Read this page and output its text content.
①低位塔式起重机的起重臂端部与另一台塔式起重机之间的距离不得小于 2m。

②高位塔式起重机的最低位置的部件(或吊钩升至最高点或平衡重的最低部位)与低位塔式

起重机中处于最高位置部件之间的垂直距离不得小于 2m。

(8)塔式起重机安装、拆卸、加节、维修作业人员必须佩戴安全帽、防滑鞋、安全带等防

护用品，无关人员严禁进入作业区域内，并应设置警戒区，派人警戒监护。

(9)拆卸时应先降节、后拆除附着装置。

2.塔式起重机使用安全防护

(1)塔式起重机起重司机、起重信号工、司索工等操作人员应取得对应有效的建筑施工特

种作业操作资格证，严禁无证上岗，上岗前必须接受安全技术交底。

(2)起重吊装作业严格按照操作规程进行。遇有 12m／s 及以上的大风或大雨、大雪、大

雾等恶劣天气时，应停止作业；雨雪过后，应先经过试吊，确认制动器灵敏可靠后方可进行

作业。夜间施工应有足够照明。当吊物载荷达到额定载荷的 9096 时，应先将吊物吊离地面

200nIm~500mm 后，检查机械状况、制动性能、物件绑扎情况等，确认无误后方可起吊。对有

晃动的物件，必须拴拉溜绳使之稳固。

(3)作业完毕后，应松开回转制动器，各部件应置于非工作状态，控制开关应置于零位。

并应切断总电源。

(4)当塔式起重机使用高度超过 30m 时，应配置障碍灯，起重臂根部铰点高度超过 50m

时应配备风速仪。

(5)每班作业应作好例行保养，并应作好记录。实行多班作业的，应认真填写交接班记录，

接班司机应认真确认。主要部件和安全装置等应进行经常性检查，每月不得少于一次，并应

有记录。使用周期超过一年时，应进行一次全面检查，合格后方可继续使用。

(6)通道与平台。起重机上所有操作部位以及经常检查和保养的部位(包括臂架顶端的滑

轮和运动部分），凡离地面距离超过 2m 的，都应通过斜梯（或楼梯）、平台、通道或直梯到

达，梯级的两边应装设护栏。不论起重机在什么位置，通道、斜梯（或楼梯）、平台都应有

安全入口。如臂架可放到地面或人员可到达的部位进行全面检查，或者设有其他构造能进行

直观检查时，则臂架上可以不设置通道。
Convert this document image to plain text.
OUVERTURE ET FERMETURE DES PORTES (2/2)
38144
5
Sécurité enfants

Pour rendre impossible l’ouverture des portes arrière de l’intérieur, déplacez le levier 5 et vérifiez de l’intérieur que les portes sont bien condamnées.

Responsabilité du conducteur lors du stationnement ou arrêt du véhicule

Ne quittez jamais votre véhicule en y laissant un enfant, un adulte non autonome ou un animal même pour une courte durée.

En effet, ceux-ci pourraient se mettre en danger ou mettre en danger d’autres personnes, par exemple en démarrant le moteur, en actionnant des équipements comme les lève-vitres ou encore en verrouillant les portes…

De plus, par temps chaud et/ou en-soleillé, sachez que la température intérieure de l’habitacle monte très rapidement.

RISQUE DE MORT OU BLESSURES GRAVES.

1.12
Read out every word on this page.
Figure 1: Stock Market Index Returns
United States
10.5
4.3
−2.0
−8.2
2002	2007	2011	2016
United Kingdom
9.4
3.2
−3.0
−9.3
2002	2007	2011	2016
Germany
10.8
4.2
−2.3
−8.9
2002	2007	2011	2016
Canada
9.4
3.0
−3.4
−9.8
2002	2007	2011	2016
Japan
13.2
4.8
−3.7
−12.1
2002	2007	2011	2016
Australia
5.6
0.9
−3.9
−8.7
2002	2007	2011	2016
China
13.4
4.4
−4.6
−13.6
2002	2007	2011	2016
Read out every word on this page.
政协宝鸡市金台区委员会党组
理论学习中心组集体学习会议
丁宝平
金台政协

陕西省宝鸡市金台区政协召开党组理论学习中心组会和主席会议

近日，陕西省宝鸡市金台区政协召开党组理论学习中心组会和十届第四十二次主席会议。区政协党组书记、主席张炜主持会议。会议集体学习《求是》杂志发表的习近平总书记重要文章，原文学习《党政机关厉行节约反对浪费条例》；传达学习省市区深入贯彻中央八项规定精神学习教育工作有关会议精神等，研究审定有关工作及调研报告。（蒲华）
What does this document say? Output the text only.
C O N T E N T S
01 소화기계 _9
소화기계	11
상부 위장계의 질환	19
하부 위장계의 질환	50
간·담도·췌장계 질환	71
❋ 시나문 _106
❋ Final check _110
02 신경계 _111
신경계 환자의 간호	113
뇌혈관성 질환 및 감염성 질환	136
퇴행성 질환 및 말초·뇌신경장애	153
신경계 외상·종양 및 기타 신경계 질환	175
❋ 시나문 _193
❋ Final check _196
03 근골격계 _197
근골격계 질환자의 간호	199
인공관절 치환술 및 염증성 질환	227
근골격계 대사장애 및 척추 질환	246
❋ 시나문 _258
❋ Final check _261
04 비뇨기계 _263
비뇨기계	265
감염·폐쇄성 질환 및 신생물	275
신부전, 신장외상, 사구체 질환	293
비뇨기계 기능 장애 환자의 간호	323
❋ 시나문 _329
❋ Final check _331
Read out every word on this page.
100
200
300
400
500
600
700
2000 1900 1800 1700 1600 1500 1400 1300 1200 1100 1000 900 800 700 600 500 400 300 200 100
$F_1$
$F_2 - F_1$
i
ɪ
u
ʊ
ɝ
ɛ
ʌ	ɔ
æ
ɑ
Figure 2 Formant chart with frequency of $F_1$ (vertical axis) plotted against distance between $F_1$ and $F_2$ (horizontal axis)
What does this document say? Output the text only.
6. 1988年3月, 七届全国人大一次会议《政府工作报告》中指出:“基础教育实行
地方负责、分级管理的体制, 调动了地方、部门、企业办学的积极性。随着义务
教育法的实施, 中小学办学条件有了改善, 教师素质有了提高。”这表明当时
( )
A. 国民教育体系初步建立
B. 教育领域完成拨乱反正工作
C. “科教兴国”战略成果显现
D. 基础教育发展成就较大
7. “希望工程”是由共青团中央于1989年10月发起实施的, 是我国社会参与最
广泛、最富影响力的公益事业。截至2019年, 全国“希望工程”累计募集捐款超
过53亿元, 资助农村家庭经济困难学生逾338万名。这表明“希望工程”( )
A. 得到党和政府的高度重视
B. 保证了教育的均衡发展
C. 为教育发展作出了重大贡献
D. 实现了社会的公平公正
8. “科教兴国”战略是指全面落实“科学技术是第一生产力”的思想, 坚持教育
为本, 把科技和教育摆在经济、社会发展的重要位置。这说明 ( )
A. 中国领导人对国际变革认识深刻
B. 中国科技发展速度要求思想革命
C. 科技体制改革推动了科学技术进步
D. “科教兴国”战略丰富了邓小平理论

====

__DIRECTIVE__. Exactly reproduce all of the entries.

__THE COMPLETED TASK__.
Read this page and output its text content.
①低位塔式起重机的起重臂端部与另一台塔式起重机之间的距离不得小于 2m。

②高位塔式起重机的最低位置的部件(或吊钩升至最高点或平衡重的最低部位)与低位塔式

起重机中处于最高位置部件之间的垂直距离不得小于 2m。

(8)塔式起重机安装、拆卸、加节、维修作业人员必须佩戴安全帽、防滑鞋、安全带等防

护用品，无关人员严禁进入作业区域内，并应设置警戒区，派人警戒监护。

(9)拆卸时应先降节、后拆除附着装置。

2.塔式起重机使用安全防护

(1)塔式起重机起重司机、起重信号工、司索工等操作人员应取得对应有效的建筑施工特

种作业操作资格证，严禁无证上岗，上岗前必须接受安全技术交底。

(2)起重吊装作业严格按照操作规程进行。遇有 12m／s 及以上的大风或大雨、大雪、大

雾等恶劣天气时，应停止作业；雨雪过后，应先经过试吊，确认制动器灵敏可靠后方可进行

作业。夜间施工应有足够照明。当吊物载荷达到额定载荷的 9096 时，应先将吊物吊离地面

200nIm~500mm 后，检查机械状况、制动性能、物件绑扎情况等，确认无误后方可起吊。对有

晃动的物件，必须拴拉溜绳使之稳固。

(3)作业完毕后，应松开回转制动器，各部件应置于非工作状态，控制开关应置于零位。

并应切断总电源。

(4)当塔式起重机使用高度超过 30m 时，应配置障碍灯，起重臂根部铰点高度超过 50m

时应配备风速仪。

(5)每班作业应作好例行保养，并应作好记录。实行多班作业的，应认真填写交接班记录，

接班司机应认真确认。主要部件和安全装置等应进行经常性检查，每月不得少于一次，并应

有记录。使用周期超过一年时，应进行一次全面检查，合格后方可继续使用。

(6)通道与平台。起重机上所有操作部位以及经常检查和保养的部位(包括臂架顶端的滑

轮和运动部分），凡离地面距离超过 2m 的，都应通过斜梯（或楼梯）、平台、通道或直梯到

达，梯级的两边应装设护栏。不论起重机在什么位置，通道、斜梯（或楼梯）、平台都应有

安全入口。如臂架可放到地面或人员可到达的部位进行全面检查，或者设有其他构造能进行

直观检查时，则臂架上可以不设置通道。
Convert this document image to plain text.
OUVERTURE ET FERMETURE DES PORTES (2/2)
38144
5
Sécurité enfants

Pour rendre impossible l’ouverture des portes arrière de l’intérieur, déplacez le levier 5 et vérifiez de l’intérieur que les portes sont bien condamnées.

Responsabilité du conducteur lors du stationnement ou arrêt du véhicule

Ne quittez jamais votre véhicule en y laissant un enfant, un adulte non autonome ou un animal même pour une courte durée.

En effet, ceux-ci pourraient se mettre en danger ou mettre en danger d’autres personnes, par exemple en démarrant le moteur, en actionnant des équipements comme les lève-vitres ou encore en verrouillant les portes…

De plus, par temps chaud et/ou en-soleillé, sachez que la température intérieure de l’habitacle monte très rapidement.

RISQUE DE MORT OU BLESSURES GRAVES.

1.12
Read out every word on this page.
Figure 1: Stock Market Index Returns
United States
10.5
4.3
−2.0
−8.2
2002	2007	2011	2016
United Kingdom
9.4
3.2
−3.0
−9.3
2002	2007	2011	2016
Germany
10.8
4.2
−2.3
−8.9
2002	2007	2011	2016
Canada
9.4
3.0
−3.4
−9.8
2002	2007	2011	2016
Japan
13.2
4.8
−3.7
−12.1
2002	2007	2011	2016
Australia
5.6
0.9
−3.9
−8.7
2002	2007	2011	2016
China
13.4
4.4
−4.6
−13.6
2002	2007	2011	2016
Read out every word on this page.
政协宝鸡市金台区委员会党组
理论学习中心组集体学习会议
丁宝平
金台政协

陕西省宝鸡市金台区政协召开党组理论学习中心组会和主席会议

近日，陕西省宝鸡市金台区政协召开党组理论学习中心组会和十届第四十二次主席会议。区政协党组书记、主席张炜主持会议。会议集体学习《求是》杂志发表的习近平总书记重要文章，原文学习《党政机关厉行节约反对浪费条例》；传达学习省市区深入贯彻中央八项规定精神学习教育工作有关会议精神等，研究审定有关工作及调研报告。（蒲华）
What does this document say? Output the text only.
C O N T E N T S
01 소화기계 _9
소화기계	11
상부 위장계의 질환	19
하부 위장계의 질환	50
간·담도·췌장계 질환	71
❋ 시나문 _106
❋ Final check _110
02 신경계 _111
신경계 환자의 간호	113
뇌혈관성 질환 및 감염성 질환	136
퇴행성 질환 및 말초·뇌신경장애	153
신경계 외상·종양 및 기타 신경계 질환	175
❋ 시나문 _193
❋ Final check _196
03 근골격계 _197
근골격계 질환자의 간호	199
인공관절 치환술 및 염증성 질환	227
근골격계 대사장애 및 척추 질환	246
❋ 시나문 _258
❋ Final check _261
04 비뇨기계 _263
비뇨기계	265
감염·폐쇄성 질환 및 신생물	275
신부전, 신장외상, 사구체 질환	293
비뇨기계 기능 장애 환자의 간호	323
❋ 시나문 _329
❋ Final check _331
Read out every word on this page.
100
200
300
400
500
600
700
2000 1900 1800 1700 1600 1500 1400 1300 1200 1100 1000 900 800 700 600 500 400 300 200 100
$F_1$
$F_2 - F_1$
i
ɪ
u
ʊ
ɝ
ɛ
ʌ	ɔ
æ
ɑ
Figure 2 Formant chart with frequency of $F_1$ (vertical axis) plotted against distance between $F_1$ and $F_2$ (horizontal axis)
What does this document say? Output the text only.
6. 1988年3月, 七届全国人大一次会议《政府工作报告》中指出:“基础教育实行
地方负责、分级管理的体制, 调动了地方、部门、企业办学的积极性。随着义务
教育法的实施, 中小学办学条件有了改善, 教师素质有了提高。”这表明当时
( )
A. 国民教育体系初步建立
B. 教育领域完成拨乱反正工作
C. “科教兴国”战略成果显现
D. 基础教育发展成就较大
7. “希望工程”是由共青团中央于1989年10月发起实施的, 是我国社会参与最
广泛、最富影响力的公益事业。截至2019年, 全国“希望工程”累计募集捐款超
过53亿元, 资助农村家庭经济困难学生逾338万名。这表明“希望工程”( )
A. 得到党和政府的高度重视
B. 保证了教育的均衡发展
C. 为教育发展作出了重大贡献
D. 实现了社会的公平公正
8. “科教兴国”战略是指全面落实“科学技术是第一生产力”的思想, 坚持教育
为本, 把科技和教育摆在经济、社会发展的重要位置。这说明 ( )
A. 中国领导人对国际变革认识深刻
B. 中国科技发展速度要求思想革命
C. 科技体制改革推动了科学技术进步
D. “科教兴国”战略丰富了邓小平理论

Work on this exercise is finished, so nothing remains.